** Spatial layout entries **
========================
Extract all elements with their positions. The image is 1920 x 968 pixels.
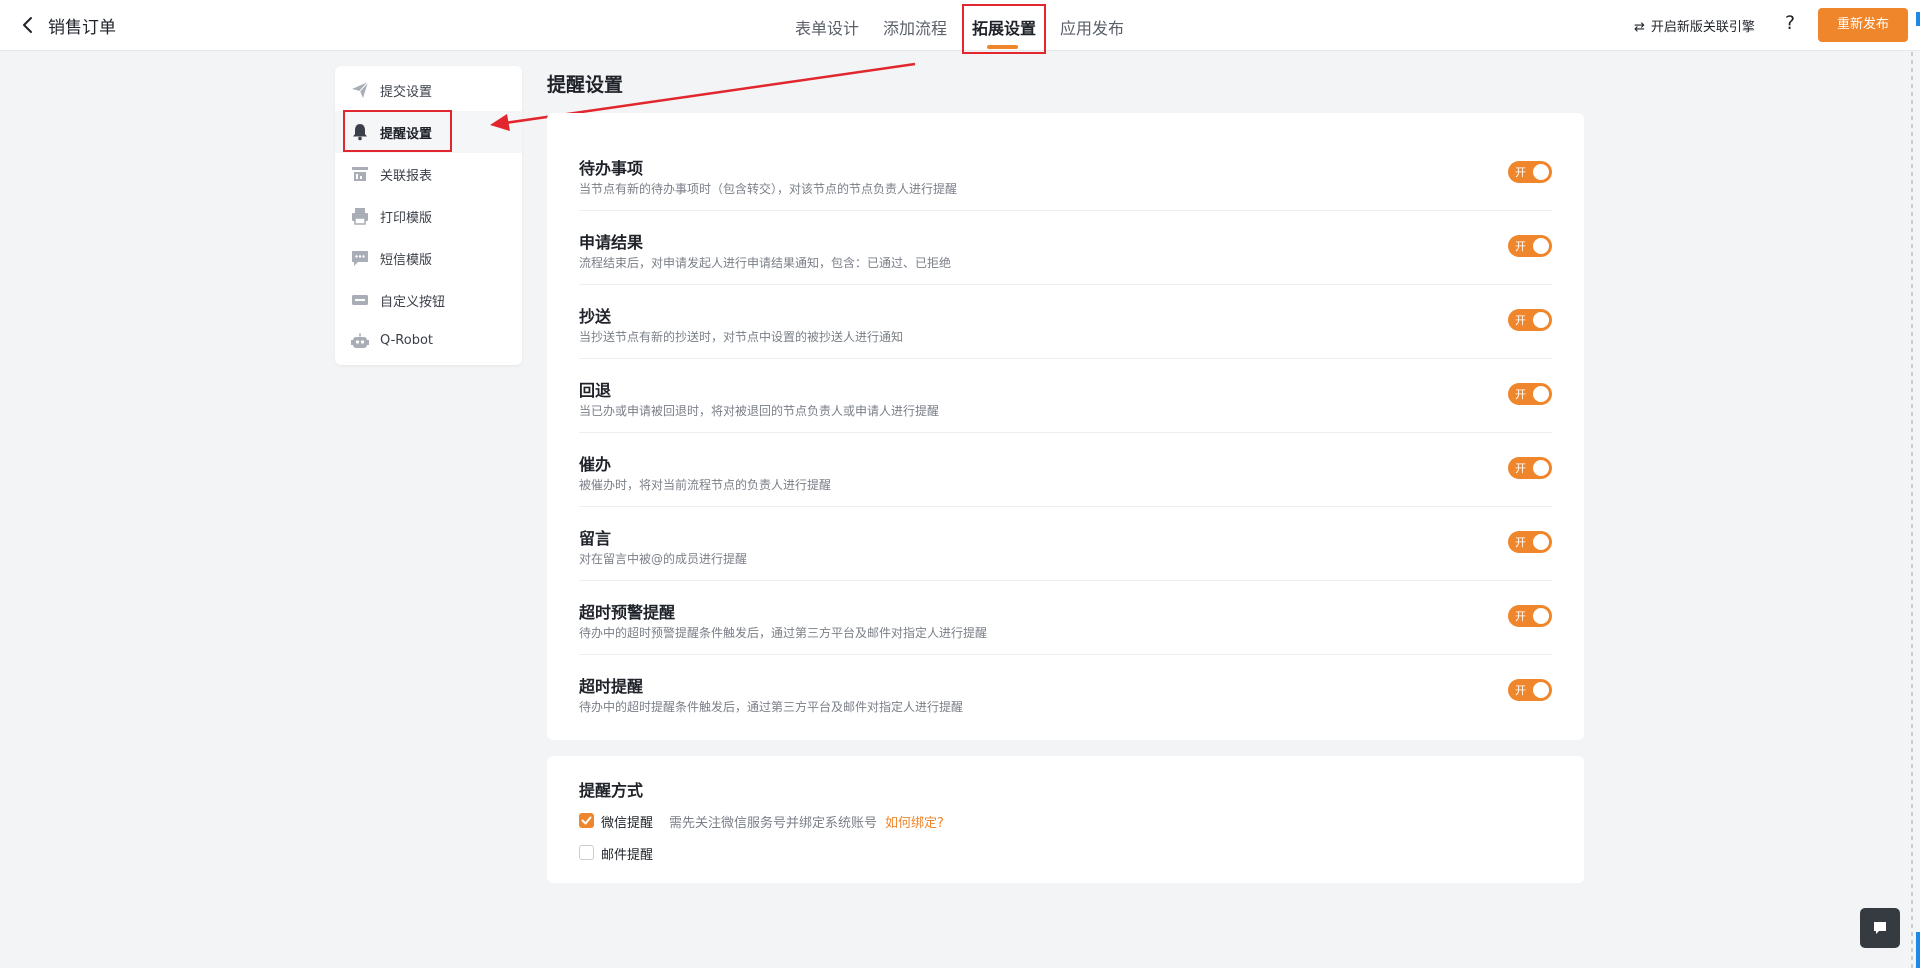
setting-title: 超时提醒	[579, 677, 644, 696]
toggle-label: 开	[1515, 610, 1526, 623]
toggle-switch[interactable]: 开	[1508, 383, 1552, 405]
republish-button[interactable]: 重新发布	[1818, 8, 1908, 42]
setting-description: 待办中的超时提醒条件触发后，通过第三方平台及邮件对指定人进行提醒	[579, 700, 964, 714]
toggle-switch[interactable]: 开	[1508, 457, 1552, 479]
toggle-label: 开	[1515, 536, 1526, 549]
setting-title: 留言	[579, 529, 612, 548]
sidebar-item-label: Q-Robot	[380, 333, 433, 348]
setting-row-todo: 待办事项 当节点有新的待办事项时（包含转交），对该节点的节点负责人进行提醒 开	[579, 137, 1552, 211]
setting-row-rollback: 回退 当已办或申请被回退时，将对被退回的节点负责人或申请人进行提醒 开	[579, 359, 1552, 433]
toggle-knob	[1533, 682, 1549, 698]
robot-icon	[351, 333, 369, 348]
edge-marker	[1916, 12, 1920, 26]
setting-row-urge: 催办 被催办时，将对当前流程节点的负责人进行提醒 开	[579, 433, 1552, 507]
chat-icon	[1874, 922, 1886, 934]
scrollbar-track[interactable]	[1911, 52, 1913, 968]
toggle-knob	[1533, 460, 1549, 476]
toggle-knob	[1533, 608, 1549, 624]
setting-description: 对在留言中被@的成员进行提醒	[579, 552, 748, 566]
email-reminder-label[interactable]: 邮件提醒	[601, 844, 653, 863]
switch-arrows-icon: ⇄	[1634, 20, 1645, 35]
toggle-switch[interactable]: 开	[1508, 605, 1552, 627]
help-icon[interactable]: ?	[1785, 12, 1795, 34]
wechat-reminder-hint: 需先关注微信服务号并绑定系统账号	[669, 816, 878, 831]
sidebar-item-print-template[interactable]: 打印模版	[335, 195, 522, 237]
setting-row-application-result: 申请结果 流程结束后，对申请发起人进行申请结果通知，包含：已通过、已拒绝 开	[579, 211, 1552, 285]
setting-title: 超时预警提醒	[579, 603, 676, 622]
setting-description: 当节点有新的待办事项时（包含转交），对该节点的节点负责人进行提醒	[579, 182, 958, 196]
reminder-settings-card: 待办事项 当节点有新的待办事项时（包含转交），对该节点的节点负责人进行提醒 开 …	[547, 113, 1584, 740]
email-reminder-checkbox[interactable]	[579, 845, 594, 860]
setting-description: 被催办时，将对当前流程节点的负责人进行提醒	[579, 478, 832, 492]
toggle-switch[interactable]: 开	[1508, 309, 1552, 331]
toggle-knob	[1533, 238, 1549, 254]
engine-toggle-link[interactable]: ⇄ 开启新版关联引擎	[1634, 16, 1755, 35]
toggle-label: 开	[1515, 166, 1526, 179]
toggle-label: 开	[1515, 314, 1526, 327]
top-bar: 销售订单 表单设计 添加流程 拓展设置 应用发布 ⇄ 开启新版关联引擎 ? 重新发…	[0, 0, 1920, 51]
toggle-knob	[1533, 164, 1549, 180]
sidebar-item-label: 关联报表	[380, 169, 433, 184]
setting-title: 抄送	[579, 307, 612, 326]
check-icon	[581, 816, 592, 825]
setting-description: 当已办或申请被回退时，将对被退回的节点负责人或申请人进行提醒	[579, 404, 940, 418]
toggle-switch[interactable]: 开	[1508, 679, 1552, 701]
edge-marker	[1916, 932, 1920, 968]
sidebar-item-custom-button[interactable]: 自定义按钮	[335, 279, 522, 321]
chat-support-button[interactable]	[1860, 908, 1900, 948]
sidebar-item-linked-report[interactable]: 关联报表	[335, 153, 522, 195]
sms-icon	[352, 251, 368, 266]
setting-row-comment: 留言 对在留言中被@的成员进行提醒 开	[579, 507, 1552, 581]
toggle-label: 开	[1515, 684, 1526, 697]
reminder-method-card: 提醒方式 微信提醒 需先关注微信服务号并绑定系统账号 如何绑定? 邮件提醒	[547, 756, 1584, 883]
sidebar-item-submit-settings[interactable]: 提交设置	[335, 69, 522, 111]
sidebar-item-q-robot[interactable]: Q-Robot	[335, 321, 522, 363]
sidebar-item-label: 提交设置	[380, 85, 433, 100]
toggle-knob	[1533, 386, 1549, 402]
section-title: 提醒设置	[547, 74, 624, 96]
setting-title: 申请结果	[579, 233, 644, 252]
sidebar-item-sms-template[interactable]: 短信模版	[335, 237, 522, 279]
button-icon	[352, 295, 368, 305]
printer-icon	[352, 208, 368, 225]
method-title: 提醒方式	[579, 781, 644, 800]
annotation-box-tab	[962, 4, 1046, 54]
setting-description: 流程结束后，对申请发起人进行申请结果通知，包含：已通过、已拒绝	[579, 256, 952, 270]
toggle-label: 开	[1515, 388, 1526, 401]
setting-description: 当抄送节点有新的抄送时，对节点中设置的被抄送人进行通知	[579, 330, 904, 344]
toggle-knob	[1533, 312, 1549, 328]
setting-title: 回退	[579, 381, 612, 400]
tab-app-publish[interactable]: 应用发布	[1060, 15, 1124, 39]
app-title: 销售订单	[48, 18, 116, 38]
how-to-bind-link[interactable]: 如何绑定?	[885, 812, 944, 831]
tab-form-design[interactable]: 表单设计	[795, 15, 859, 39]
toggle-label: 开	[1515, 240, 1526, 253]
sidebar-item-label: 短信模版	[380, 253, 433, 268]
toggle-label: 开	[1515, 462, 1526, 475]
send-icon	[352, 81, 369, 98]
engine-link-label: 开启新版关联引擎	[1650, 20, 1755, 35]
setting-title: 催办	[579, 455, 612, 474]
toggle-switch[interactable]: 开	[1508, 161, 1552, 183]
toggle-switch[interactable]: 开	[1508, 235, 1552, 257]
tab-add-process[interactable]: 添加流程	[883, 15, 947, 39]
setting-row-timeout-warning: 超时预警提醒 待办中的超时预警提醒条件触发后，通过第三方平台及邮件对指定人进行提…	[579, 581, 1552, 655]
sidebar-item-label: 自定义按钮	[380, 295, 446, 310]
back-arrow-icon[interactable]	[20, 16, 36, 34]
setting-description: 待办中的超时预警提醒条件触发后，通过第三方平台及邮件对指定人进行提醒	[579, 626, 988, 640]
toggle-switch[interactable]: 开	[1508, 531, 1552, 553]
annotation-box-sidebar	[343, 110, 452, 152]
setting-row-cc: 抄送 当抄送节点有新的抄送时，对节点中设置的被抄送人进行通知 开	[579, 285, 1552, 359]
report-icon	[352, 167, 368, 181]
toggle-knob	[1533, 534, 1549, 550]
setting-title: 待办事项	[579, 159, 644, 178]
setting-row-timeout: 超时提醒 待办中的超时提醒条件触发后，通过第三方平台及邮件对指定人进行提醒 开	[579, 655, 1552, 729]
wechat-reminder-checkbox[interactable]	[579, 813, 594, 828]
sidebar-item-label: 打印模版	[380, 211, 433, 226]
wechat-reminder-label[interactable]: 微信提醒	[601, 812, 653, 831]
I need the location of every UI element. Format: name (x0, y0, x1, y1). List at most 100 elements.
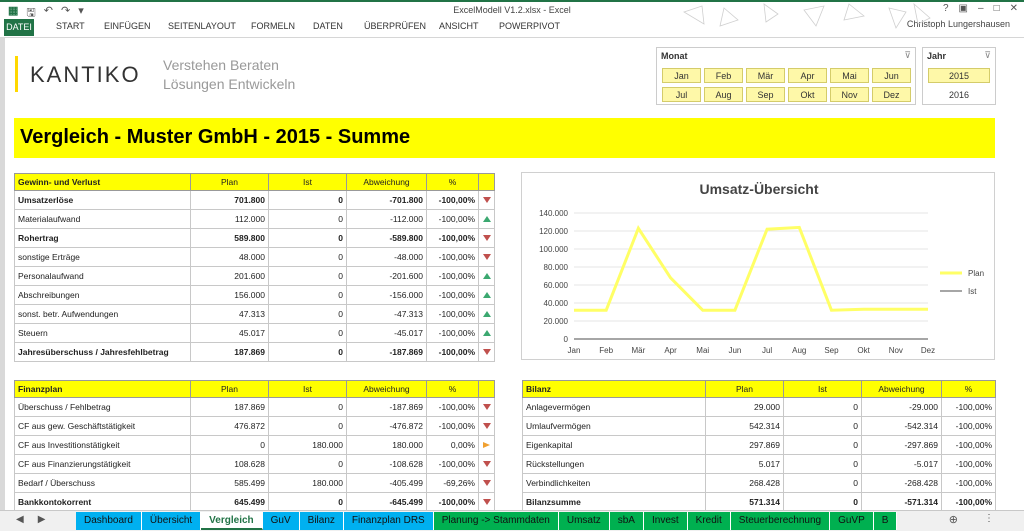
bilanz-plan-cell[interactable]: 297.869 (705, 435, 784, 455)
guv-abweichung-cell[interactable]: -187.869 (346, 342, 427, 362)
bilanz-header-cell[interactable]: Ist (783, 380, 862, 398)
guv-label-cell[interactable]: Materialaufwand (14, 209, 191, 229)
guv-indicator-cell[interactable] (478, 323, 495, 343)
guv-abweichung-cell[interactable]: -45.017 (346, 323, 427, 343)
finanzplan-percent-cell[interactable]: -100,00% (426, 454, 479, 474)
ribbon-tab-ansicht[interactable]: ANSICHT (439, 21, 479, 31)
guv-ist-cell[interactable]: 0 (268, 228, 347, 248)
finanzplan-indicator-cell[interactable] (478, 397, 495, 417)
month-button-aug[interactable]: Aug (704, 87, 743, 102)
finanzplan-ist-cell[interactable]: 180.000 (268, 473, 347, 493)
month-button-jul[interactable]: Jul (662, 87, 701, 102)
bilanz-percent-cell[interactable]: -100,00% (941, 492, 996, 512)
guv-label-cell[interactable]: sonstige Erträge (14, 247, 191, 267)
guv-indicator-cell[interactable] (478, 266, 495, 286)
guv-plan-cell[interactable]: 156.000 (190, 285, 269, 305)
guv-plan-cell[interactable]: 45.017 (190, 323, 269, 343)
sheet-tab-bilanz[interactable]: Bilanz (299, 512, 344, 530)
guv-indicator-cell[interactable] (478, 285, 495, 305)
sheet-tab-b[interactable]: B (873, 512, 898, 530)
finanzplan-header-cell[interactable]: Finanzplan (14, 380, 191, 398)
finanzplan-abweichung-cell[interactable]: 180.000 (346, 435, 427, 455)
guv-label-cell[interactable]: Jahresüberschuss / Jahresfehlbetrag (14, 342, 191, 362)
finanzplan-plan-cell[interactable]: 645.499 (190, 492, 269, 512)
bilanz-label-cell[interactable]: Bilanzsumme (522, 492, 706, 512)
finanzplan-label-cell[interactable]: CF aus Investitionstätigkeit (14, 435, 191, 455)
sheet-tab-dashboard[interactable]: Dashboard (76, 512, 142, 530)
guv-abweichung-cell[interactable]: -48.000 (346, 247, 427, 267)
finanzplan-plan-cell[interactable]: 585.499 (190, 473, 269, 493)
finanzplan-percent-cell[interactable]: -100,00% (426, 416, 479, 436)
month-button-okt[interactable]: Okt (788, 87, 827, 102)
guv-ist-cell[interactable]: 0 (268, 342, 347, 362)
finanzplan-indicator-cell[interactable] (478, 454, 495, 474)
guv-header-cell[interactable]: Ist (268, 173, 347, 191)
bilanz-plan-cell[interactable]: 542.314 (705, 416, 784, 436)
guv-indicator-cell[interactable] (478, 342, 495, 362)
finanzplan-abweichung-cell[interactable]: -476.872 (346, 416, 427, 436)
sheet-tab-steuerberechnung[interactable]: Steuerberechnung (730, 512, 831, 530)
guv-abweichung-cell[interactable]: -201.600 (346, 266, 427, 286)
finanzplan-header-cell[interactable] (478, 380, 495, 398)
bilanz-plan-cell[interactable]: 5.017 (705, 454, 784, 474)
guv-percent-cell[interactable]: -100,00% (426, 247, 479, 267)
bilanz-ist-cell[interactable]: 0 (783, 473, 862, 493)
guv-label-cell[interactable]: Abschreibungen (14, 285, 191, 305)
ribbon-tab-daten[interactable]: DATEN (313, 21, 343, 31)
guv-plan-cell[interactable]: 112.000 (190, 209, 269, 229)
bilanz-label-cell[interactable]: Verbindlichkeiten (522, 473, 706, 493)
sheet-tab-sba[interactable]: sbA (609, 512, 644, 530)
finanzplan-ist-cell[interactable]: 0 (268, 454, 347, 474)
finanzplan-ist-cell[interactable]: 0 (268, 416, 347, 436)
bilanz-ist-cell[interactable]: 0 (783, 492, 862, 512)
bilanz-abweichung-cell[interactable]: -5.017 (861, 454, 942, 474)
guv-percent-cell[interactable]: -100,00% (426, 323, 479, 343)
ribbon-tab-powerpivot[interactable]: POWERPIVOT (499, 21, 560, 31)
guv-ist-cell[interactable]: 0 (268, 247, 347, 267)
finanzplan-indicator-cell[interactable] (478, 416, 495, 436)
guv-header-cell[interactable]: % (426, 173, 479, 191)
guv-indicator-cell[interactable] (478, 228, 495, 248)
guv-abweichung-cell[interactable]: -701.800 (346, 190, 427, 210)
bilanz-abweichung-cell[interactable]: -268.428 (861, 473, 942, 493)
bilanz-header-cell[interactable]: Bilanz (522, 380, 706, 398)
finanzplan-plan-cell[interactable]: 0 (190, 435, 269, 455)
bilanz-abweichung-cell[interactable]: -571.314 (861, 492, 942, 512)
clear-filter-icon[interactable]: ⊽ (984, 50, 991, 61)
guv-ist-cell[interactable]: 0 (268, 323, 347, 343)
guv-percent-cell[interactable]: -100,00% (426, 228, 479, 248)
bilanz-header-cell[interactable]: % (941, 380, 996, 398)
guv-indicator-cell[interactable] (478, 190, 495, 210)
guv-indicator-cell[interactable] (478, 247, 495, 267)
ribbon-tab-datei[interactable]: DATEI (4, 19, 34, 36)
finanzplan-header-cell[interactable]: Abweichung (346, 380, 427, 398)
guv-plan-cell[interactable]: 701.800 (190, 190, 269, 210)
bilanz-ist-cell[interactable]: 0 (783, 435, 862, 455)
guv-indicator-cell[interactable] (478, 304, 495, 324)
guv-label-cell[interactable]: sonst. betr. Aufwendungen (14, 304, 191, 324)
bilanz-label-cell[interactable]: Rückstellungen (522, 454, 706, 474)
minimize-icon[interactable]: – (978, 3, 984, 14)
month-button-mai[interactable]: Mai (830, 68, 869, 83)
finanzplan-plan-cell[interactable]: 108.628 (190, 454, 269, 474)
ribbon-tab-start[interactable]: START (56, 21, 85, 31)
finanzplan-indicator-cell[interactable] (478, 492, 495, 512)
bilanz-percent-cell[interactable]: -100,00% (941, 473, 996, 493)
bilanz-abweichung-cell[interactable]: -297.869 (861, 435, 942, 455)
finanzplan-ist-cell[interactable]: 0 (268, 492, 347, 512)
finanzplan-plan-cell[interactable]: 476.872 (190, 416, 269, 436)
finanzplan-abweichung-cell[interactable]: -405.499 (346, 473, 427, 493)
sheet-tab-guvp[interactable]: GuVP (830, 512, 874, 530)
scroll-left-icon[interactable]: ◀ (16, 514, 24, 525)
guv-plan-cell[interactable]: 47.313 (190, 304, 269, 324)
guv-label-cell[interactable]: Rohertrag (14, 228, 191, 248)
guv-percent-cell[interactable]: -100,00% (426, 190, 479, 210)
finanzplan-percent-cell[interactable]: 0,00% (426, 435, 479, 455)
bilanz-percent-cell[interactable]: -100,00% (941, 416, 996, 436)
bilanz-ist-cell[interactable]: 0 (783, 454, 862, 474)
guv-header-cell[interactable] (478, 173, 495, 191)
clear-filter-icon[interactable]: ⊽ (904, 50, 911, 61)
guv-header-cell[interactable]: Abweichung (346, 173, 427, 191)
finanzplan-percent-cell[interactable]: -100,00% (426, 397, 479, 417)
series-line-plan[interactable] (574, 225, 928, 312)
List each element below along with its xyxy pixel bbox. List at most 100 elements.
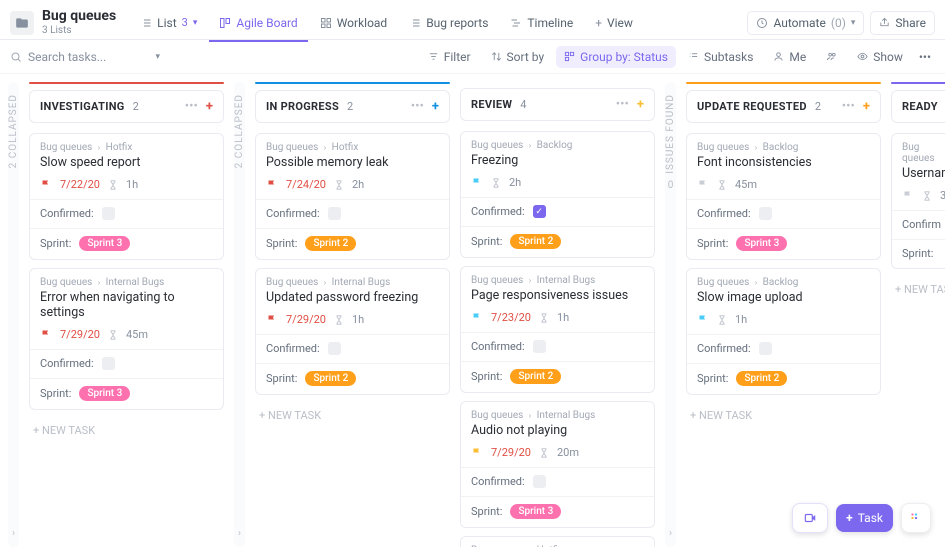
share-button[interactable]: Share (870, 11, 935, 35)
========================
Convert the lines of the data above into a JSON list of strings, one string per line, omitting blank lines. Begin at the line that contains "bilanz-plan-cell[interactable]: 297.869 (705, 435, 784, 455)" and stop after the line that contains "guv-plan-cell[interactable]: 45.017 (190, 323, 269, 343)".

[
  "bilanz-plan-cell[interactable]: 297.869 (705, 435, 784, 455)",
  "guv-abweichung-cell[interactable]: -187.869 (346, 342, 427, 362)",
  "bilanz-header-cell[interactable]: Ist (783, 380, 862, 398)",
  "guv-label-cell[interactable]: Materialaufwand (14, 209, 191, 229)",
  "guv-indicator-cell[interactable] (478, 323, 495, 343)",
  "guv-abweichung-cell[interactable]: -45.017 (346, 323, 427, 343)",
  "finanzplan-percent-cell[interactable]: -100,00% (426, 454, 479, 474)",
  "ribbon-tab-ansicht[interactable]: ANSICHT (439, 21, 479, 31)",
  "guv-ist-cell[interactable]: 0 (268, 228, 347, 248)",
  "finanzplan-indicator-cell[interactable] (478, 397, 495, 417)",
  "month-button-aug[interactable]: Aug (704, 87, 743, 102)",
  "finanzplan-ist-cell[interactable]: 180.000 (268, 473, 347, 493)",
  "month-button-jul[interactable]: Jul (662, 87, 701, 102)",
  "bilanz-percent-cell[interactable]: -100,00% (941, 492, 996, 512)",
  "guv-label-cell[interactable]: sonstige Erträge (14, 247, 191, 267)",
  "guv-indicator-cell[interactable] (478, 266, 495, 286)",
  "guv-plan-cell[interactable]: 156.000 (190, 285, 269, 305)",
  "guv-plan-cell[interactable]: 45.017 (190, 323, 269, 343)"
]